[TO BE DONE]: Reproduce the listing below character for character; drop every image.
....
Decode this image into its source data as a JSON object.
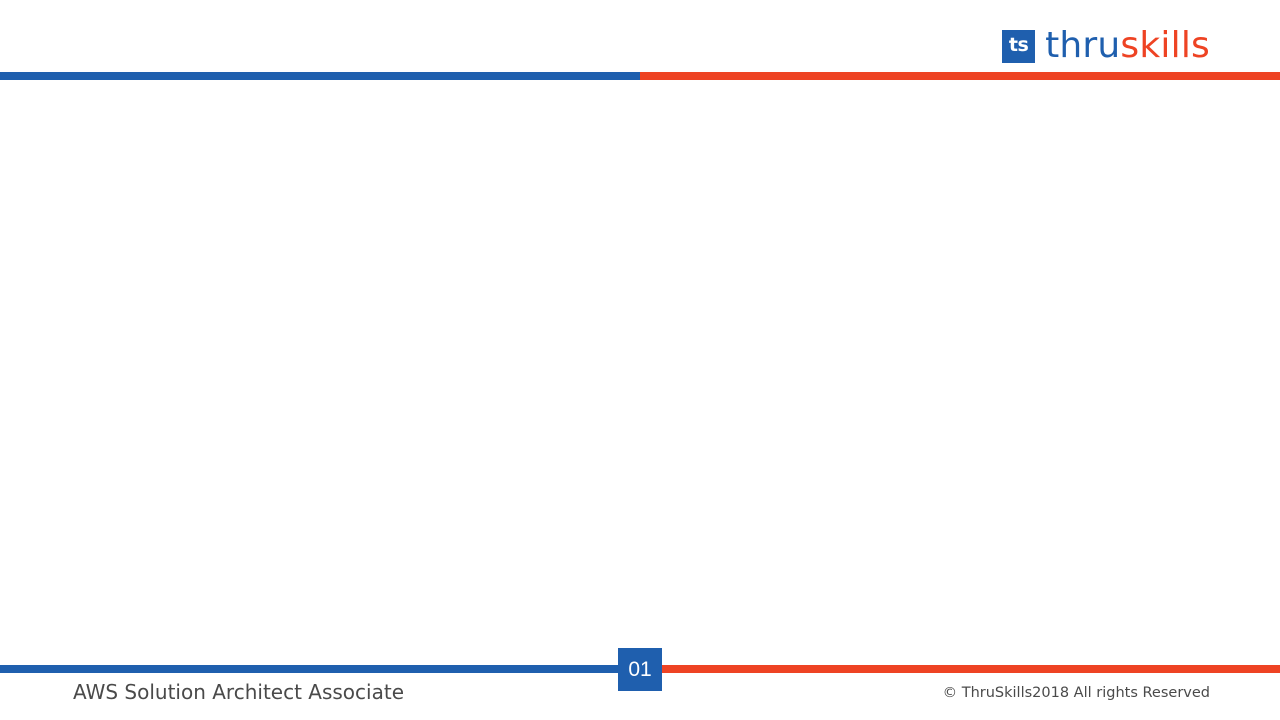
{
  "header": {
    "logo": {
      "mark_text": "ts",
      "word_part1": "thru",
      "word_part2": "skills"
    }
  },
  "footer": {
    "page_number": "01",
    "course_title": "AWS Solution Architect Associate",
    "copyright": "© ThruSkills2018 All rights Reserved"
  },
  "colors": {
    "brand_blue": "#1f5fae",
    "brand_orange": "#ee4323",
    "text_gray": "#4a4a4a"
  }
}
....
[EXERCISE RESULT]:
Decode this image into its source data as a JSON object.
{
  "header": {
    "logo": {
      "mark_text": "ts",
      "word_part1": "thru",
      "word_part2": "skills"
    }
  },
  "footer": {
    "page_number": "01",
    "course_title": "AWS Solution Architect Associate",
    "copyright": "© ThruSkills2018 All rights Reserved"
  },
  "colors": {
    "brand_blue": "#1f5fae",
    "brand_orange": "#ee4323",
    "text_gray": "#4a4a4a"
  }
}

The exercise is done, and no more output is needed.